** Exercise details **
Among the entries below, count the lines where the string "stars" occurs, and give only the number.

▬▬▬▬▬▬

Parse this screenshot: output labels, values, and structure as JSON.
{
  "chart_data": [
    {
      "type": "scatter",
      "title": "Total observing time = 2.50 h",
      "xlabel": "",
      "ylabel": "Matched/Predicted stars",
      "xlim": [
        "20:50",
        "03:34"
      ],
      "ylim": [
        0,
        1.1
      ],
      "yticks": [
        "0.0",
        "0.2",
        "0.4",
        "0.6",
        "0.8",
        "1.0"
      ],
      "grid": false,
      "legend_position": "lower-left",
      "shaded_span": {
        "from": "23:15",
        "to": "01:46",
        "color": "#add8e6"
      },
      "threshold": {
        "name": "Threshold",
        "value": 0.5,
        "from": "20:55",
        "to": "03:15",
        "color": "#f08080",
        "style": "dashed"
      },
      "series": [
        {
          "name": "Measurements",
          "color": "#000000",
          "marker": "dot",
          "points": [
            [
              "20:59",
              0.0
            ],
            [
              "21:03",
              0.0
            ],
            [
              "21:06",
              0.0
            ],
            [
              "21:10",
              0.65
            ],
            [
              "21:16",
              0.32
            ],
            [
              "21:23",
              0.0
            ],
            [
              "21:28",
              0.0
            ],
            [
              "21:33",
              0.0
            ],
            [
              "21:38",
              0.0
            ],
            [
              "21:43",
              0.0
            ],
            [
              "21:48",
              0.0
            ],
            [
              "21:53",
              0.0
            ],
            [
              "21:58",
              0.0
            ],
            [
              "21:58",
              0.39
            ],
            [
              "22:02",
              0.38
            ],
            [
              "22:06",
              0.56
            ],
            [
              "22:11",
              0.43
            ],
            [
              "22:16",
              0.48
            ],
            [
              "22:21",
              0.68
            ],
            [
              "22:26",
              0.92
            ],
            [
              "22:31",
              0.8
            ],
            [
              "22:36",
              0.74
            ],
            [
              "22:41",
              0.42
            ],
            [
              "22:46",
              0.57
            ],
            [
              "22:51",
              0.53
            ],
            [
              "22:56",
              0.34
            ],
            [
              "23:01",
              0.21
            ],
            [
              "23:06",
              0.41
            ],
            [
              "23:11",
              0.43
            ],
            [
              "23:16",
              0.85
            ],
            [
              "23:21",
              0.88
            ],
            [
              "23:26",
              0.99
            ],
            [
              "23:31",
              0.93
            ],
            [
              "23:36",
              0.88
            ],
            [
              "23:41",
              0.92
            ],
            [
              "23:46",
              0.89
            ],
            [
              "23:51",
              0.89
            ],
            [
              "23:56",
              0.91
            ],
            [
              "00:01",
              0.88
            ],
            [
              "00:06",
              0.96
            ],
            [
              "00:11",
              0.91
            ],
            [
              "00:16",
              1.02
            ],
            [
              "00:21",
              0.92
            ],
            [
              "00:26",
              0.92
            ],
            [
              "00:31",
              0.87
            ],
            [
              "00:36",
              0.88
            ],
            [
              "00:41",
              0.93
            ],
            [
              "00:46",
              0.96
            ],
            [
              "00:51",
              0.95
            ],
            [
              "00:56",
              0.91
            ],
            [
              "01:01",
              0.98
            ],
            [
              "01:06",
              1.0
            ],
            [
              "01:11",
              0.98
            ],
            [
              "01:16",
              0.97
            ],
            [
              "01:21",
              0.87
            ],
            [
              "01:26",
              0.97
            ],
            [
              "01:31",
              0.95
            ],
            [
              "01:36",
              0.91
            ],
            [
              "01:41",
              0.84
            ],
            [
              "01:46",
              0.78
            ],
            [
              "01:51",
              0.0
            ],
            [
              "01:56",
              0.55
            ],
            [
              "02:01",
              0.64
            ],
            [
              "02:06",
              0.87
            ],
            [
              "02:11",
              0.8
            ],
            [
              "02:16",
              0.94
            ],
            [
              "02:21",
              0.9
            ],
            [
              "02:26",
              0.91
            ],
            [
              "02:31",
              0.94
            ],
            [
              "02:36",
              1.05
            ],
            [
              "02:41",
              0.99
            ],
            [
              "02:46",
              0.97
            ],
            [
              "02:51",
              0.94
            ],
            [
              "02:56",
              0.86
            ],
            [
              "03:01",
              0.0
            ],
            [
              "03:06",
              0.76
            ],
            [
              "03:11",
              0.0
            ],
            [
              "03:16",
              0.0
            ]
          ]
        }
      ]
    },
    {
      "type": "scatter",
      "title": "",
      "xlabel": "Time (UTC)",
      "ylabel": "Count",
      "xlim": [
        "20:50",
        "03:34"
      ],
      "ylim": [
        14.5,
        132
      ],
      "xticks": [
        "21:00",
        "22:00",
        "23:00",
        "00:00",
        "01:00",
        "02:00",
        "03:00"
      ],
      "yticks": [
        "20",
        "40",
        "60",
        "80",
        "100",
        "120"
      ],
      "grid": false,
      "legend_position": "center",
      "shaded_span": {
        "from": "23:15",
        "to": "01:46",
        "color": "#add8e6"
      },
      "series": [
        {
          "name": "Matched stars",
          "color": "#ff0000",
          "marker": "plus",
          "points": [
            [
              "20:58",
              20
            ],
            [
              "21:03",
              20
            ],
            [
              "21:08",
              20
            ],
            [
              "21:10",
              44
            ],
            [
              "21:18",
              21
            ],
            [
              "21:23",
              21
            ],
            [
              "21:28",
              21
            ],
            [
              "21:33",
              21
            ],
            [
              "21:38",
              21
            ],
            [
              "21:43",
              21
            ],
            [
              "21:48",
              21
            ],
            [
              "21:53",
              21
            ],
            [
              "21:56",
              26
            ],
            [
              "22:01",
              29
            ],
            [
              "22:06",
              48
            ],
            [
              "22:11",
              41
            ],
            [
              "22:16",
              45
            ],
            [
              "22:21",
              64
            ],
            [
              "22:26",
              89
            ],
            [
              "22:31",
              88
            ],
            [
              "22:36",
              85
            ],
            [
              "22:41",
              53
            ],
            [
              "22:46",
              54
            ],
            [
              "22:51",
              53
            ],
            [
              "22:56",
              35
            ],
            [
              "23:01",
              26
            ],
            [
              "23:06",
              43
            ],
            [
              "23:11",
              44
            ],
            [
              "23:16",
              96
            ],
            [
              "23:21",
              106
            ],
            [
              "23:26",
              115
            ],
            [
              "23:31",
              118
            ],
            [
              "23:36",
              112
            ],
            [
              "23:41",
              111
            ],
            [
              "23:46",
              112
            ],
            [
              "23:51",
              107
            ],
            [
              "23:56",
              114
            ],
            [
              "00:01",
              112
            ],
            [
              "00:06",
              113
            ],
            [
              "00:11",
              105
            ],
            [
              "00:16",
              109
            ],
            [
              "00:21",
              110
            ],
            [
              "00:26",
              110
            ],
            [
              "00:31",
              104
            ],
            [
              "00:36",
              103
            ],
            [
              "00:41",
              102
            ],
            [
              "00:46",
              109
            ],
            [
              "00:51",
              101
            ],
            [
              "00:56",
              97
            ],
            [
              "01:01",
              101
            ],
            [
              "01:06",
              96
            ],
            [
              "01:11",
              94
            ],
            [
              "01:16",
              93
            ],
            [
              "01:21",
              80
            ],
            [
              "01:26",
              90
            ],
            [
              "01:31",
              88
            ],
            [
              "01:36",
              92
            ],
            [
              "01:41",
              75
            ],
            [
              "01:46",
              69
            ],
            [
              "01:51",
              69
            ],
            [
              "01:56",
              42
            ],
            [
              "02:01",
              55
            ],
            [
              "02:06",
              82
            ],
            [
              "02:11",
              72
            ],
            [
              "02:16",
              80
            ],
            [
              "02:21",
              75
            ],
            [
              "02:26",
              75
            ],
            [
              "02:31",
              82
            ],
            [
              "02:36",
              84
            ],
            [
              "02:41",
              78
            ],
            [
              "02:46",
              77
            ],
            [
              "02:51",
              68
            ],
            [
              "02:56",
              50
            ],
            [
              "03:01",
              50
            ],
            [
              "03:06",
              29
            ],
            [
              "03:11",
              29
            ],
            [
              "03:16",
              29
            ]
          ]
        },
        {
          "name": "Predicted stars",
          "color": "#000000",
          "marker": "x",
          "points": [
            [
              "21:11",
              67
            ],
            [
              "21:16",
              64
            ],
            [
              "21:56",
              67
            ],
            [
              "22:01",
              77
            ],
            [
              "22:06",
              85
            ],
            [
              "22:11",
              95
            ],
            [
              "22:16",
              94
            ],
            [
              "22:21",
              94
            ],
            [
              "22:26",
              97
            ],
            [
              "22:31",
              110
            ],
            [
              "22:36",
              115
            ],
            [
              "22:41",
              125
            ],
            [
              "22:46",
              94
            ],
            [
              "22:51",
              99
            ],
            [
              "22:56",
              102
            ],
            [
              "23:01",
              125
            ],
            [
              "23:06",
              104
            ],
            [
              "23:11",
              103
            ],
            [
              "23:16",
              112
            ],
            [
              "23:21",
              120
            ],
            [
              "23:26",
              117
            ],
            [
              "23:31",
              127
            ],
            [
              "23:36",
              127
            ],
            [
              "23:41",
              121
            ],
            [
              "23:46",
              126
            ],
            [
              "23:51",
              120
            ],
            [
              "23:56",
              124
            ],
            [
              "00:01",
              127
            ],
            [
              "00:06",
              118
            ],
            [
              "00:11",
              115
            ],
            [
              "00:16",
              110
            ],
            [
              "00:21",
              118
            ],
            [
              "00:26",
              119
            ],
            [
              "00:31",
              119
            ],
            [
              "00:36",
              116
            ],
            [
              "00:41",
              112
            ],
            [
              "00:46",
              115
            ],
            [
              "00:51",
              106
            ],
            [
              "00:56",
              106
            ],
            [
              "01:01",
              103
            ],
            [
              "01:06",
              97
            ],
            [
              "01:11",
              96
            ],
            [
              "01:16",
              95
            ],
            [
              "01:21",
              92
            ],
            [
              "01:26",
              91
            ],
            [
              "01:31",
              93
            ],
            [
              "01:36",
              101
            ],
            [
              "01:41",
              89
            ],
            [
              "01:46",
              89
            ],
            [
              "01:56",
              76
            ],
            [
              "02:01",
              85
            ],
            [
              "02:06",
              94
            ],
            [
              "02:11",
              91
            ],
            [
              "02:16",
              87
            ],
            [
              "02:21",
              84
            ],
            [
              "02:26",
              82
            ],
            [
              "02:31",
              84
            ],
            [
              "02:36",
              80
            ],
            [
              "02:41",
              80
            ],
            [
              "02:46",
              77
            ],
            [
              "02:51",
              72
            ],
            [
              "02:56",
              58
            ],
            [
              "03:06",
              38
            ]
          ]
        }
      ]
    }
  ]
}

▬▬▬▬▬▬

** Complete output **
3